__Given instruction__. Each entry in the listing below should be restated word for word.

[Data records]
+ + + + +
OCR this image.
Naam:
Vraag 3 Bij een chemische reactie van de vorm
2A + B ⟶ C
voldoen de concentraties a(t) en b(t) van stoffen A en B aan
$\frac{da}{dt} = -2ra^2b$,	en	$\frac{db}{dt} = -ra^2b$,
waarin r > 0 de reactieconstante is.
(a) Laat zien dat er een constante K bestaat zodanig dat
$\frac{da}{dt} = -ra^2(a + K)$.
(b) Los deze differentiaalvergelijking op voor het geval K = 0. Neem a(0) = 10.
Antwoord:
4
+ + + + +
__Answer to the problem__.
OCR this image.
Naam:
Vraag 3 Bij een chemische reactie van de vorm
2A + B ⟶ C
voldoen de concentraties a(t) en b(t) van stoffen A en B aan
$\frac{da}{dt} = -2ra^2b$,	en	$\frac{db}{dt} = -ra^2b$,
waarin r > 0 de reactieconstante is.
(a) Laat zien dat er een constante K bestaat zodanig dat
$\frac{da}{dt} = -ra^2(a + K)$.
(b) Los deze differentiaalvergelijking op voor het geval K = 0. Neem a(0) = 10.
Antwoord:
4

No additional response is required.